* _Task prompt_:
Leave out the pictures and reproduce all of the data exactly.

====== Entries

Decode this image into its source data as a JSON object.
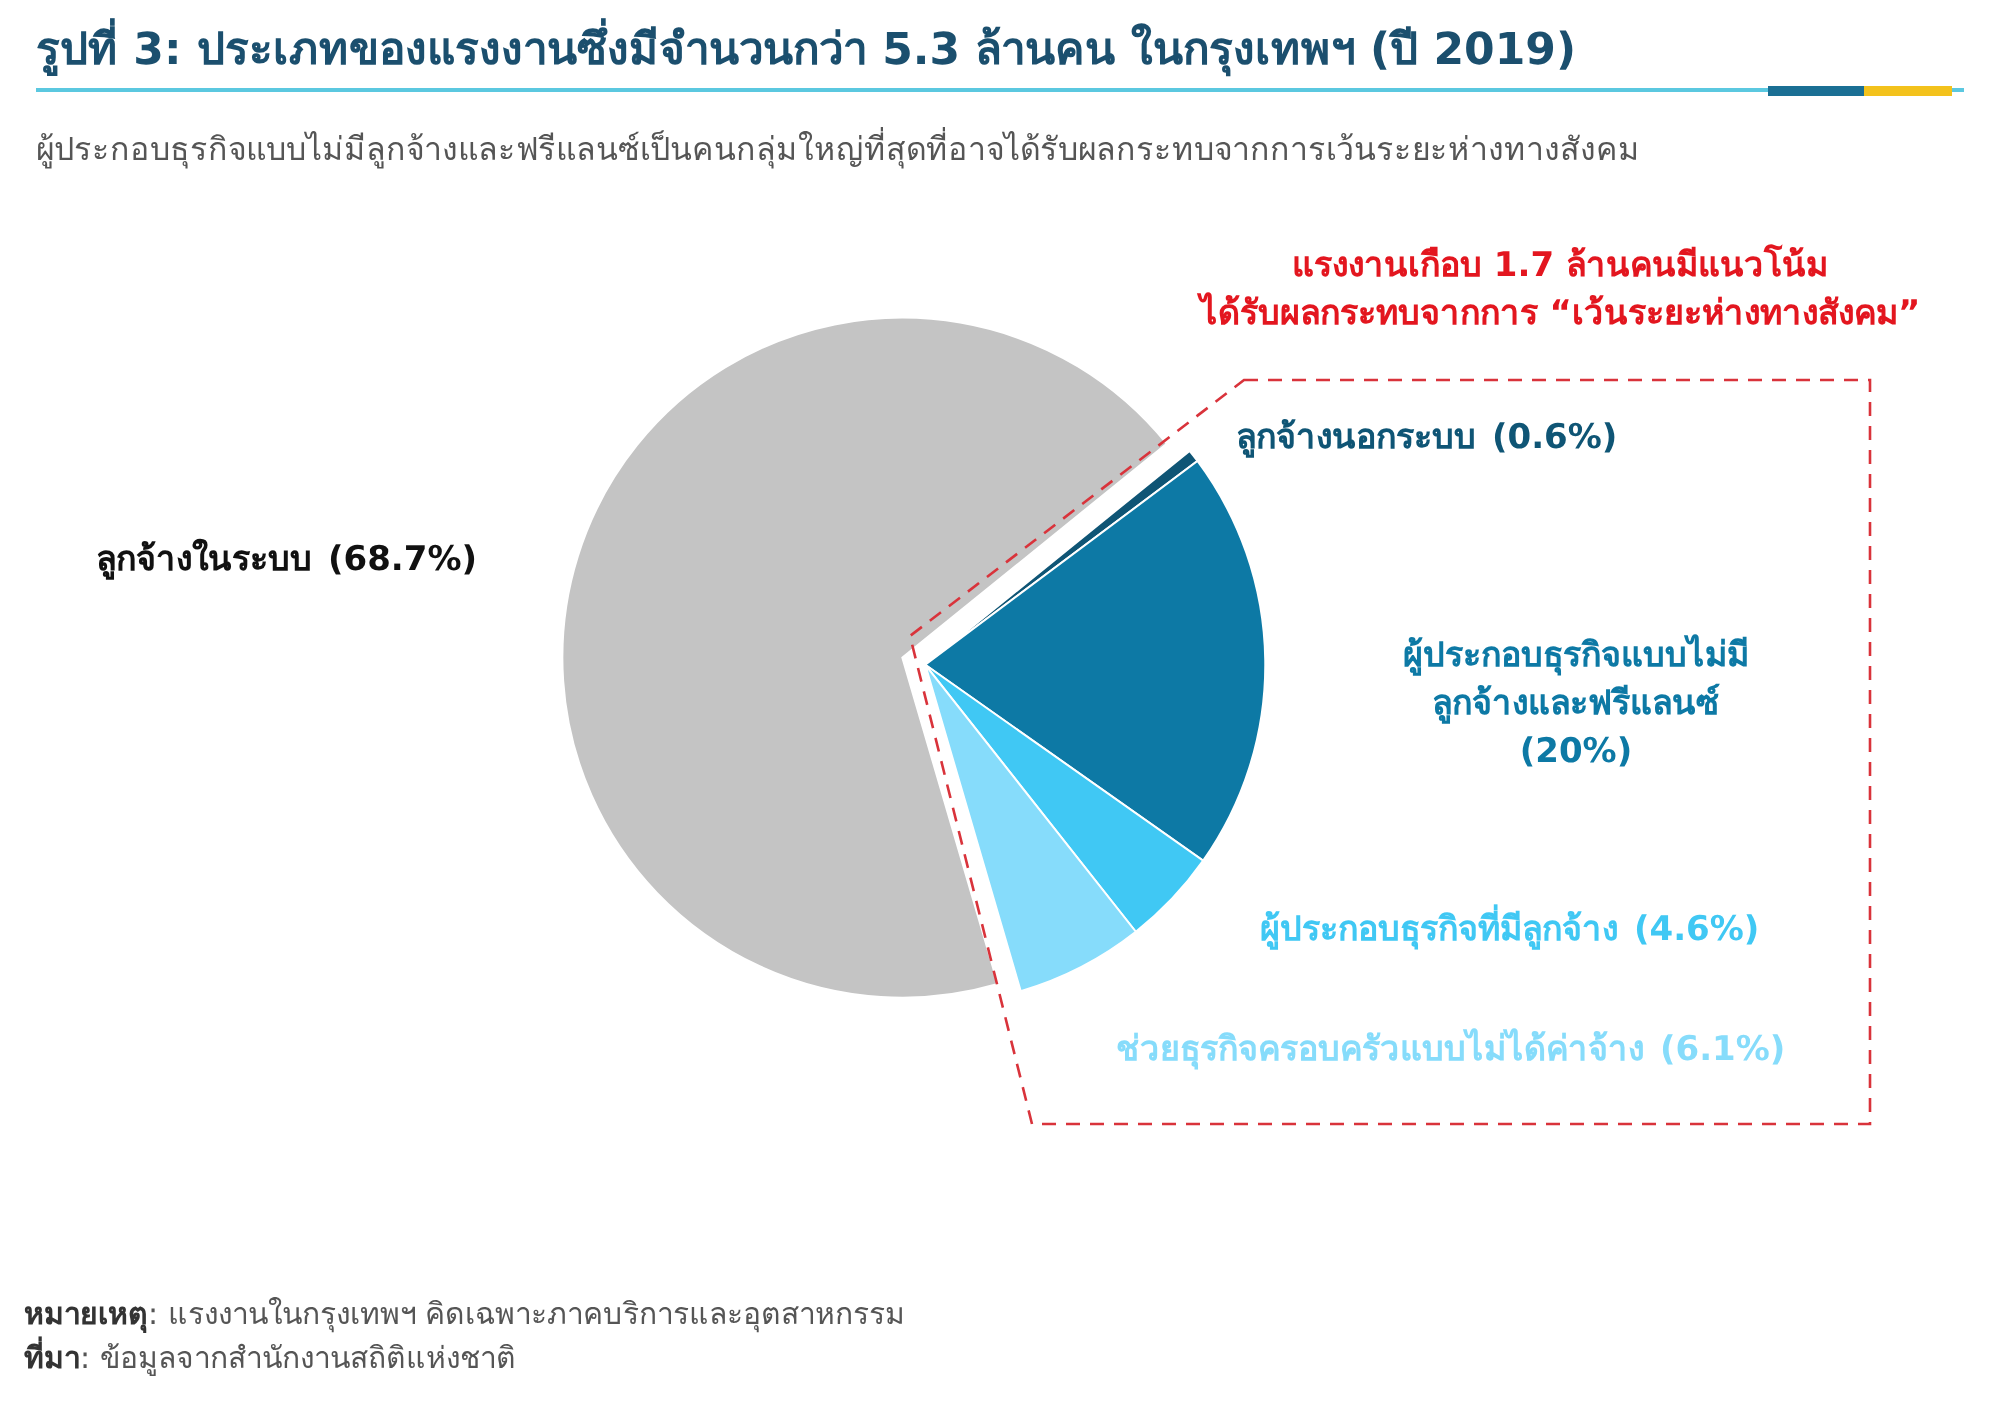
{
  "chart_data": {
    "type": "pie",
    "title": "รูปที่ 3: ประเภทของแรงงานซึ่งมีจำนวนกว่า 5.3 ล้านคน ในกรุงเทพฯ (ปี 2019)",
    "subtitle": "ผู้ประกอบธุรกิจแบบไม่มีลูกจ้างและฟรีแลนซ์เป็นคนกลุ่มใหญ่ที่สุดที่อาจได้รับผลกระทบจากการเว้นระยะห่างทางสังคม",
    "categories": [
      "ลูกจ้างในระบบ",
      "ลูกจ้างนอกระบบ",
      "ผู้ประกอบธุรกิจแบบไม่มี\nลูกจ้างและฟรีแลนซ์",
      "ผู้ประกอบธุรกิจที่มีลูกจ้าง",
      "ช่วยธุรกิจครอบครัวแบบไม่ได้ค่าจ้าง"
    ],
    "values": [
      68.7,
      0.6,
      20,
      4.6,
      6.1
    ],
    "colors": [
      "#c4c4c4",
      "#0f5575",
      "#0d79a5",
      "#40c8f4",
      "#86dcfb"
    ],
    "value_labels": [
      "(68.7%)",
      "(0.6%)",
      "(20%)",
      "(4.6%)",
      "(6.1%)"
    ],
    "annotations": [
      "แรงงานเกือบ 1.7 ล้านคนมีแนวโน้ม\nได้รับผลกระทบจากการ “เว้นระยะห่างทางสังคม”",
      "หมายเหตุ: แรงงานในกรุงเทพฯ คิดเฉพาะภาคบริการและอุตสาหกรรม",
      "ที่มา: ข้อมูลจากสำนักงานสถิติแห่งชาติ"
    ]
  }
}
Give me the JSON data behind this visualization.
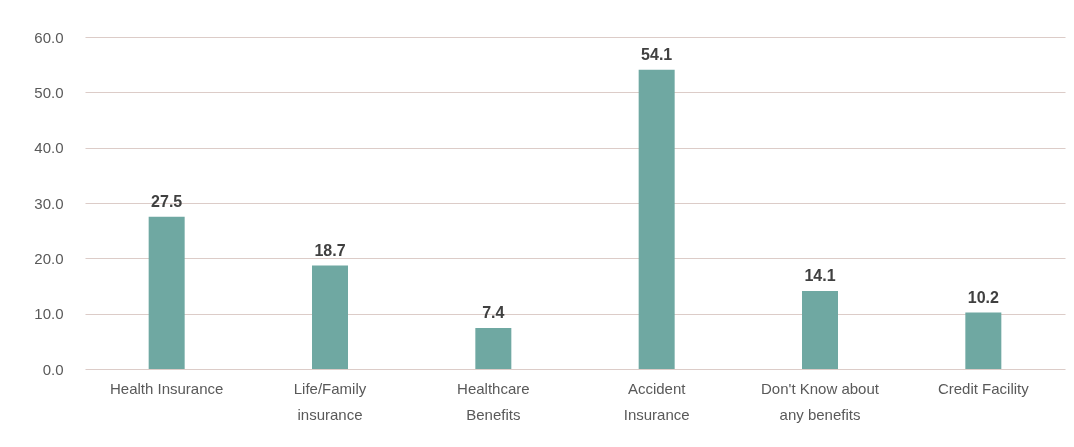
{
  "chart_data": {
    "type": "bar",
    "categories": [
      "Health Insurance",
      "Life/Family insurance",
      "Healthcare Benefits",
      "Accident Insurance",
      "Don't Know about any benefits",
      "Credit Facility"
    ],
    "values": [
      27.5,
      18.7,
      7.4,
      54.1,
      14.1,
      10.2
    ],
    "color": "#6fa8a2",
    "ylim": [
      0,
      60
    ],
    "yticks": [
      {
        "value": 0,
        "label": "0.0"
      },
      {
        "value": 10,
        "label": "10.0"
      },
      {
        "value": 20,
        "label": "20.0"
      },
      {
        "value": 30,
        "label": "30.0"
      },
      {
        "value": 40,
        "label": "40.0"
      },
      {
        "value": 50,
        "label": "50.0"
      },
      {
        "value": 60,
        "label": "60.0"
      }
    ],
    "grid": "y",
    "data_labels": true
  }
}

============

* _Answer to this problem_:
Decode this image into its source data as a JSON object.
{
  "chart_data": {
    "type": "pie",
    "title": "รูปที่ 3: ประเภทของแรงงานซึ่งมีจำนวนกว่า 5.3 ล้านคน ในกรุงเทพฯ (ปี 2019)",
    "subtitle": "ผู้ประกอบธุรกิจแบบไม่มีลูกจ้างและฟรีแลนซ์เป็นคนกลุ่มใหญ่ที่สุดที่อาจได้รับผลกระทบจากการเว้นระยะห่างทางสังคม",
    "categories": [
      "ลูกจ้างในระบบ",
      "ลูกจ้างนอกระบบ",
      "ผู้ประกอบธุรกิจแบบไม่มี\nลูกจ้างและฟรีแลนซ์",
      "ผู้ประกอบธุรกิจที่มีลูกจ้าง",
      "ช่วยธุรกิจครอบครัวแบบไม่ได้ค่าจ้าง"
    ],
    "values": [
      68.7,
      0.6,
      20,
      4.6,
      6.1
    ],
    "colors": [
      "#c4c4c4",
      "#0f5575",
      "#0d79a5",
      "#40c8f4",
      "#86dcfb"
    ],
    "value_labels": [
      "(68.7%)",
      "(0.6%)",
      "(20%)",
      "(4.6%)",
      "(6.1%)"
    ],
    "annotations": [
      "แรงงานเกือบ 1.7 ล้านคนมีแนวโน้ม\nได้รับผลกระทบจากการ “เว้นระยะห่างทางสังคม”",
      "หมายเหตุ: แรงงานในกรุงเทพฯ คิดเฉพาะภาคบริการและอุตสาหกรรม",
      "ที่มา: ข้อมูลจากสำนักงานสถิติแห่งชาติ"
    ]
  }
}
Give me the JSON data behind this visualization.
{
  "chart_data": {
    "type": "bar",
    "categories": [
      "Health Insurance",
      "Life/Family insurance",
      "Healthcare Benefits",
      "Accident Insurance",
      "Don't Know about any benefits",
      "Credit Facility"
    ],
    "values": [
      27.5,
      18.7,
      7.4,
      54.1,
      14.1,
      10.2
    ],
    "color": "#6fa8a2",
    "ylim": [
      0,
      60
    ],
    "yticks": [
      {
        "value": 0,
        "label": "0.0"
      },
      {
        "value": 10,
        "label": "10.0"
      },
      {
        "value": 20,
        "label": "20.0"
      },
      {
        "value": 30,
        "label": "30.0"
      },
      {
        "value": 40,
        "label": "40.0"
      },
      {
        "value": 50,
        "label": "50.0"
      },
      {
        "value": 60,
        "label": "60.0"
      }
    ],
    "grid": "y",
    "data_labels": true
  }
}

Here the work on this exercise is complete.